# Task requirements
Rewrite the part of the items that opens with the line containing "page-number: — 2 — [0, 1030, 793, 1060]" and closes with the line containing "text-line: 和个人有权检举统计中弄虚作假等违法行为。对检举有功的 [114, 762, 686, 803]", replacing "article-number" with "article-label" wherever it appears and keeping everything else the same.

Records
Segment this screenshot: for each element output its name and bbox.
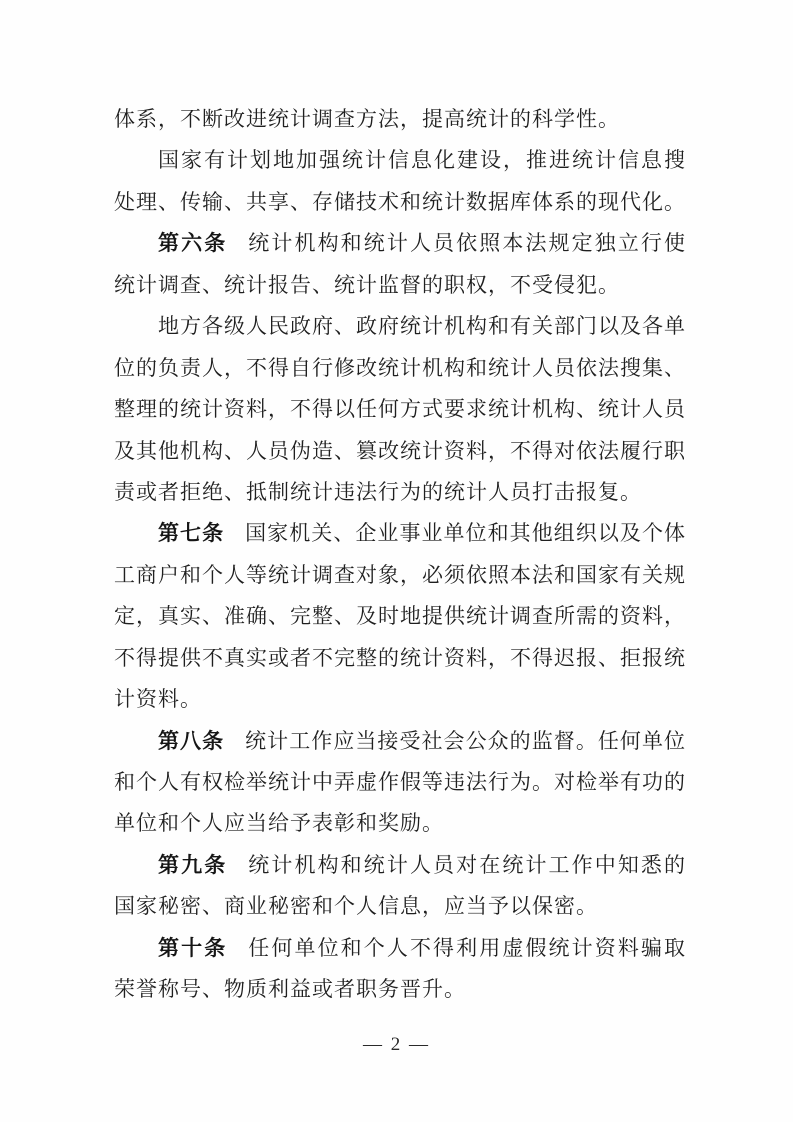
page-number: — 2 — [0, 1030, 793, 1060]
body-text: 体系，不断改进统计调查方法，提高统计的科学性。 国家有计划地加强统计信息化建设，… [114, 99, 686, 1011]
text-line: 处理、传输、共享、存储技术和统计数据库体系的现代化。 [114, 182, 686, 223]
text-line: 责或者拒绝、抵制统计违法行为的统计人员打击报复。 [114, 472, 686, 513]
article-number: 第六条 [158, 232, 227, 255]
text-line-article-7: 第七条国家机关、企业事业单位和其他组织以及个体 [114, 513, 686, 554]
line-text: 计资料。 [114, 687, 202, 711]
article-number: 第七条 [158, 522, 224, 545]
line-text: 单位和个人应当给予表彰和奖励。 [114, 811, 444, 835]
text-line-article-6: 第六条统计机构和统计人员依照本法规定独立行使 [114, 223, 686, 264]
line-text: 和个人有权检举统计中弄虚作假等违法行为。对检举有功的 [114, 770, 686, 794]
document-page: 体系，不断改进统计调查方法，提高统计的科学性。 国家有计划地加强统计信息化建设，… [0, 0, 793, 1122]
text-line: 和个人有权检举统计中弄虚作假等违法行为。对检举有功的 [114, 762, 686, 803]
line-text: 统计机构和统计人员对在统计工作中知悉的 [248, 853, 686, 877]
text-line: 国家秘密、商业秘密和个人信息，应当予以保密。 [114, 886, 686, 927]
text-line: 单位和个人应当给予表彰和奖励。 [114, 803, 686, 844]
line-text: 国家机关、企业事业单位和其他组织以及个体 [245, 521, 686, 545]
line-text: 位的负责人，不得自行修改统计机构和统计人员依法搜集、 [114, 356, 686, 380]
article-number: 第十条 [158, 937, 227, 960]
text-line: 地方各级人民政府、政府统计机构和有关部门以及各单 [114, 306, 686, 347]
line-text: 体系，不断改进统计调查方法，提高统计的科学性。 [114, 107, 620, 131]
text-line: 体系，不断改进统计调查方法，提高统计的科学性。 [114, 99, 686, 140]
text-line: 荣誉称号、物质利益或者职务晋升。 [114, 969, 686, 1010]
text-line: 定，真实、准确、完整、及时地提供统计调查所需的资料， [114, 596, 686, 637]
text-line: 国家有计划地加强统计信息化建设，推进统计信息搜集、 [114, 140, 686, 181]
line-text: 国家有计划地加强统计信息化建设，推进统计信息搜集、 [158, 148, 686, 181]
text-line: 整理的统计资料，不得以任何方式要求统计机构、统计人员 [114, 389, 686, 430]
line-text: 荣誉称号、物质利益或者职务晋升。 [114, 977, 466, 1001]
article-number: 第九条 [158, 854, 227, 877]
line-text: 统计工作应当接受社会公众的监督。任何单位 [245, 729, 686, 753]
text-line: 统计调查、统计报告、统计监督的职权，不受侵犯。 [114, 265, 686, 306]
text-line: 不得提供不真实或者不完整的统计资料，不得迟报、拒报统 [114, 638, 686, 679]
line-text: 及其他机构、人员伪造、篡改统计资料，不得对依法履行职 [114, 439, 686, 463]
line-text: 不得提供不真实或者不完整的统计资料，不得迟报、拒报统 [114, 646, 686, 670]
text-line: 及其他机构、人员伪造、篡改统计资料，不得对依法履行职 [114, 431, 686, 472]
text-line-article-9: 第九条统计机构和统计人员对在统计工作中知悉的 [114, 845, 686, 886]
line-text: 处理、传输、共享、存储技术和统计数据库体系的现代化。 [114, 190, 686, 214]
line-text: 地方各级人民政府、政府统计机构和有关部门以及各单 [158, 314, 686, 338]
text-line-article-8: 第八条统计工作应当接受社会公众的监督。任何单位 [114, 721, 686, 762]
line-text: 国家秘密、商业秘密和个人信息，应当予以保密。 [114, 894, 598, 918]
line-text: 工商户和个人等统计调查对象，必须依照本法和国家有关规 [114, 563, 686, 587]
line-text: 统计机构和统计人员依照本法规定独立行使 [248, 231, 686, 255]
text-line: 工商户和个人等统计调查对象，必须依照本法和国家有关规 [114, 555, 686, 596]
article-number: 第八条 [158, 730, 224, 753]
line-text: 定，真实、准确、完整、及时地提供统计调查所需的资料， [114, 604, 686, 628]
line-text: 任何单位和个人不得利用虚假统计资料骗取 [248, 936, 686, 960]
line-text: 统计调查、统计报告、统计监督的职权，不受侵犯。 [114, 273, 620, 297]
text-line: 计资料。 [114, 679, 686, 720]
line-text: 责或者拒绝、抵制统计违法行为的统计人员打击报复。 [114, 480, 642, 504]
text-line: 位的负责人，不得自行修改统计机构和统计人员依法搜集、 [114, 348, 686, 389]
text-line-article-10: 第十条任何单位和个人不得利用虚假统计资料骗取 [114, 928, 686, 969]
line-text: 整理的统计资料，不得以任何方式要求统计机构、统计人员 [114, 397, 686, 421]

* * *

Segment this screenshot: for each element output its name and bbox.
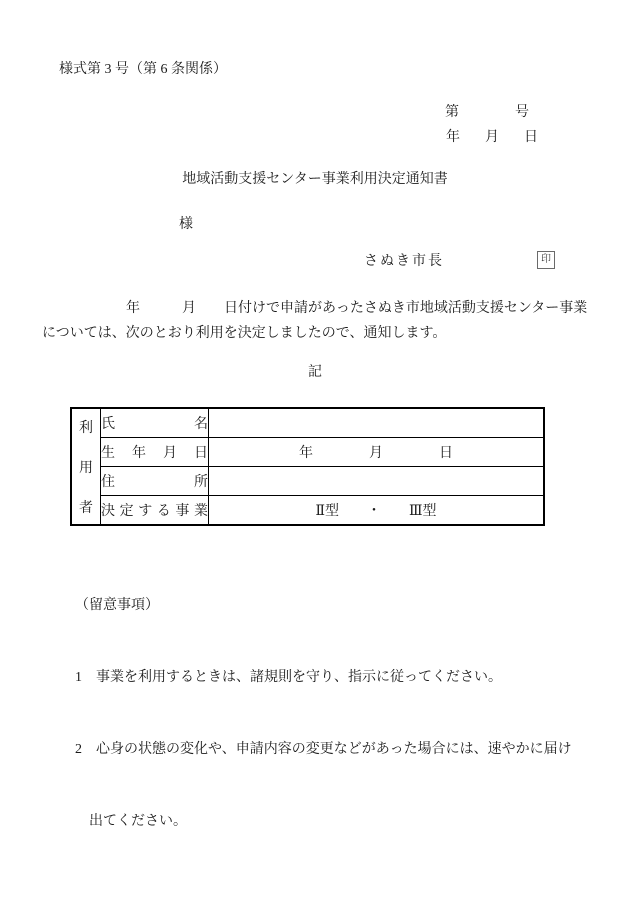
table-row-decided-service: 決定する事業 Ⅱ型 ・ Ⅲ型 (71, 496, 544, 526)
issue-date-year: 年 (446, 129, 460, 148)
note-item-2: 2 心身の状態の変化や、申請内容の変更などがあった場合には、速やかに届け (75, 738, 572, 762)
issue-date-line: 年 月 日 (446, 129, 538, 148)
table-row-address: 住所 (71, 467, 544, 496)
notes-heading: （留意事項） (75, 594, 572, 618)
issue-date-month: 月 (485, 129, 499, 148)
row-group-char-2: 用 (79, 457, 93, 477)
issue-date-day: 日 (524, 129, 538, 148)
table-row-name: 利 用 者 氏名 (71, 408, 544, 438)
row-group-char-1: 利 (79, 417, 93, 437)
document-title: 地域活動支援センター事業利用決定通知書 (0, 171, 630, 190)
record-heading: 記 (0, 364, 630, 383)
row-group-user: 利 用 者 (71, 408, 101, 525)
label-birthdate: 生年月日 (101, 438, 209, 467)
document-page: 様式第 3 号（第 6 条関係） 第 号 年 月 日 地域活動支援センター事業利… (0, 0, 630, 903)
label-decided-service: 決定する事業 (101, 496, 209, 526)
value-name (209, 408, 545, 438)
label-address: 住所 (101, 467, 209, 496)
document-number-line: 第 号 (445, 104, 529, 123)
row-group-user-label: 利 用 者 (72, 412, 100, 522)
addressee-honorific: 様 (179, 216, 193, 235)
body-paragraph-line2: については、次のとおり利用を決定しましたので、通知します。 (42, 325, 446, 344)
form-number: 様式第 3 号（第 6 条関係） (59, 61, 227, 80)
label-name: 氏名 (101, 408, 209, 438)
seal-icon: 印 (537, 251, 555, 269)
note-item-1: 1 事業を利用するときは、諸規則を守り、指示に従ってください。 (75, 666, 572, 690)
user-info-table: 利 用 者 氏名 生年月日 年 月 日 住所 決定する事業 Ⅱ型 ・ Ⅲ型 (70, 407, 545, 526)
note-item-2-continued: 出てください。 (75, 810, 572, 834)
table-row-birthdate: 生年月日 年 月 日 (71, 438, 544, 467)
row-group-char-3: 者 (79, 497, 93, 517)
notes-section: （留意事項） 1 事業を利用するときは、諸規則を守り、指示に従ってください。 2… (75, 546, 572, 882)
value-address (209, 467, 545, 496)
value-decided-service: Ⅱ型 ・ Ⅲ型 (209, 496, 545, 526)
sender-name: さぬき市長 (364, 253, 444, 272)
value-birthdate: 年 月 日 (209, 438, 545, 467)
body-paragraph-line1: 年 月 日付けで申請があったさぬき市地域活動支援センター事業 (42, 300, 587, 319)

# Problem solution
page-number: — 2 — [0, 1030, 793, 1060]
body-text: 体系，不断改进统计调查方法，提高统计的科学性。 国家有计划地加强统计信息化建设，… [114, 99, 686, 1011]
text-line: 处理、传输、共享、存储技术和统计数据库体系的现代化。 [114, 182, 686, 223]
text-line: 责或者拒绝、抵制统计违法行为的统计人员打击报复。 [114, 472, 686, 513]
article-label: 第六条 [158, 232, 227, 255]
text-line-article-7: 第七条国家机关、企业事业单位和其他组织以及个体 [114, 513, 686, 554]
line-text: 计资料。 [114, 687, 202, 711]
article-label: 第七条 [158, 522, 224, 545]
line-text: 单位和个人应当给予表彰和奖励。 [114, 811, 444, 835]
text-line-article-6: 第六条统计机构和统计人员依照本法规定独立行使 [114, 223, 686, 264]
line-text: 和个人有权检举统计中弄虚作假等违法行为。对检举有功的 [114, 770, 686, 794]
document-page: 体系，不断改进统计调查方法，提高统计的科学性。 国家有计划地加强统计信息化建设，… [0, 0, 793, 1122]
text-line: 和个人有权检举统计中弄虚作假等违法行为。对检举有功的 [114, 762, 686, 803]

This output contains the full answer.